-- START OF INPUT MATERIAL --
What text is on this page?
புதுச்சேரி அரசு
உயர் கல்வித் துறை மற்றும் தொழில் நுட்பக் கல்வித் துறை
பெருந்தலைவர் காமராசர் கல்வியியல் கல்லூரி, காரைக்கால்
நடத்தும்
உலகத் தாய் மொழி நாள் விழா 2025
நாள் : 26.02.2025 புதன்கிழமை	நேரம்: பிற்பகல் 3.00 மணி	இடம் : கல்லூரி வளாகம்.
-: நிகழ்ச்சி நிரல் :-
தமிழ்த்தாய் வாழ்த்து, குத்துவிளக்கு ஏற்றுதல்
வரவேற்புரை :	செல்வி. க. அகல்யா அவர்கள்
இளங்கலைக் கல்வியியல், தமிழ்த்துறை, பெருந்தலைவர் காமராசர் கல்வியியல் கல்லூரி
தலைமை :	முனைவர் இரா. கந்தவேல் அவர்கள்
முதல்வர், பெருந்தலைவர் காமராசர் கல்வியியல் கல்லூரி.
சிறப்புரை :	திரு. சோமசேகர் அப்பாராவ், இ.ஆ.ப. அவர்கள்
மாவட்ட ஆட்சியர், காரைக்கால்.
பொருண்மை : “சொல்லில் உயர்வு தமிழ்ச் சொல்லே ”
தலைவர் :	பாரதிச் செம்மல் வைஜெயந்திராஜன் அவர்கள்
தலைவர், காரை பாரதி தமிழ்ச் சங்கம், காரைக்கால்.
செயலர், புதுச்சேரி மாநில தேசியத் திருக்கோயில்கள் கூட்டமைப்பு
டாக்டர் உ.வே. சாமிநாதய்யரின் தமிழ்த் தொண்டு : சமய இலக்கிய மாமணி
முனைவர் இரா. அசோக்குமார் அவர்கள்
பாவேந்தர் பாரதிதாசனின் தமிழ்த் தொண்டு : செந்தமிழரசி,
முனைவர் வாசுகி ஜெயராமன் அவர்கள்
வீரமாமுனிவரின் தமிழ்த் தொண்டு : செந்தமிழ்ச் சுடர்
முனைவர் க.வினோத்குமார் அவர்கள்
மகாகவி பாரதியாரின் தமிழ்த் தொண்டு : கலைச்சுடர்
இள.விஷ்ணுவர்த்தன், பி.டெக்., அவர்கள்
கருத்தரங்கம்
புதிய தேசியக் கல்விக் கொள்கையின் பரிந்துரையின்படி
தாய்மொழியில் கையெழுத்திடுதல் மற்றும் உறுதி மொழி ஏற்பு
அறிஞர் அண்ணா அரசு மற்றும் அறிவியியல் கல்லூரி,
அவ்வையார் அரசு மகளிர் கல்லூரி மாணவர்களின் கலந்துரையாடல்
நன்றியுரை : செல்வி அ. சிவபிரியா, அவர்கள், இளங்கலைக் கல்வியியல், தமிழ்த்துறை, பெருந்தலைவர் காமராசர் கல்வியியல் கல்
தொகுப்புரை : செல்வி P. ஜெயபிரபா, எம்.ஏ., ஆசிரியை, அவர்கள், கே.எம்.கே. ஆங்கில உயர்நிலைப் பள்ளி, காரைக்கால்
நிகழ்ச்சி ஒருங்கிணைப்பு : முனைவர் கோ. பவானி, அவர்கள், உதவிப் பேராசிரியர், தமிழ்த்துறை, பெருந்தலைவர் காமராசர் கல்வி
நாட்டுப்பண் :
-- END OF INPUT MATERIAL --
■ **TO BE DONE**
Write an exact transcription of every entry above.

■ **SOLUTION TO THIS TASK**
What text is on this page?
புதுச்சேரி அரசு
உயர் கல்வித் துறை மற்றும் தொழில் நுட்பக் கல்வித் துறை
பெருந்தலைவர் காமராசர் கல்வியியல் கல்லூரி, காரைக்கால்
நடத்தும்
உலகத் தாய் மொழி நாள் விழா 2025
நாள் : 26.02.2025 புதன்கிழமை	நேரம்: பிற்பகல் 3.00 மணி	இடம் : கல்லூரி வளாகம்.
-: நிகழ்ச்சி நிரல் :-
தமிழ்த்தாய் வாழ்த்து, குத்துவிளக்கு ஏற்றுதல்
வரவேற்புரை :	செல்வி. க. அகல்யா அவர்கள்
இளங்கலைக் கல்வியியல், தமிழ்த்துறை, பெருந்தலைவர் காமராசர் கல்வியியல் கல்லூரி
தலைமை :	முனைவர் இரா. கந்தவேல் அவர்கள்
முதல்வர், பெருந்தலைவர் காமராசர் கல்வியியல் கல்லூரி.
சிறப்புரை :	திரு. சோமசேகர் அப்பாராவ், இ.ஆ.ப. அவர்கள்
மாவட்ட ஆட்சியர், காரைக்கால்.
பொருண்மை : “சொல்லில் உயர்வு தமிழ்ச் சொல்லே ”
தலைவர் :	பாரதிச் செம்மல் வைஜெயந்திராஜன் அவர்கள்
தலைவர், காரை பாரதி தமிழ்ச் சங்கம், காரைக்கால்.
செயலர், புதுச்சேரி மாநில தேசியத் திருக்கோயில்கள் கூட்டமைப்பு
டாக்டர் உ.வே. சாமிநாதய்யரின் தமிழ்த் தொண்டு : சமய இலக்கிய மாமணி
முனைவர் இரா. அசோக்குமார் அவர்கள்
பாவேந்தர் பாரதிதாசனின் தமிழ்த் தொண்டு : செந்தமிழரசி,
முனைவர் வாசுகி ஜெயராமன் அவர்கள்
வீரமாமுனிவரின் தமிழ்த் தொண்டு : செந்தமிழ்ச் சுடர்
முனைவர் க.வினோத்குமார் அவர்கள்
மகாகவி பாரதியாரின் தமிழ்த் தொண்டு : கலைச்சுடர்
இள.விஷ்ணுவர்த்தன், பி.டெக்., அவர்கள்
கருத்தரங்கம்
புதிய தேசியக் கல்விக் கொள்கையின் பரிந்துரையின்படி
தாய்மொழியில் கையெழுத்திடுதல் மற்றும் உறுதி மொழி ஏற்பு
அறிஞர் அண்ணா அரசு மற்றும் அறிவியியல் கல்லூரி,
அவ்வையார் அரசு மகளிர் கல்லூரி மாணவர்களின் கலந்துரையாடல்
நன்றியுரை : செல்வி அ. சிவபிரியா, அவர்கள், இளங்கலைக் கல்வியியல், தமிழ்த்துறை, பெருந்தலைவர் காமராசர் கல்வியியல் கல்
தொகுப்புரை : செல்வி P. ஜெயபிரபா, எம்.ஏ., ஆசிரியை, அவர்கள், கே.எம்.கே. ஆங்கில உயர்நிலைப் பள்ளி, காரைக்கால்
நிகழ்ச்சி ஒருங்கிணைப்பு : முனைவர் கோ. பவானி, அவர்கள், உதவிப் பேராசிரியர், தமிழ்த்துறை, பெருந்தலைவர் காமராசர் கல்வி
நாட்டுப்பண் :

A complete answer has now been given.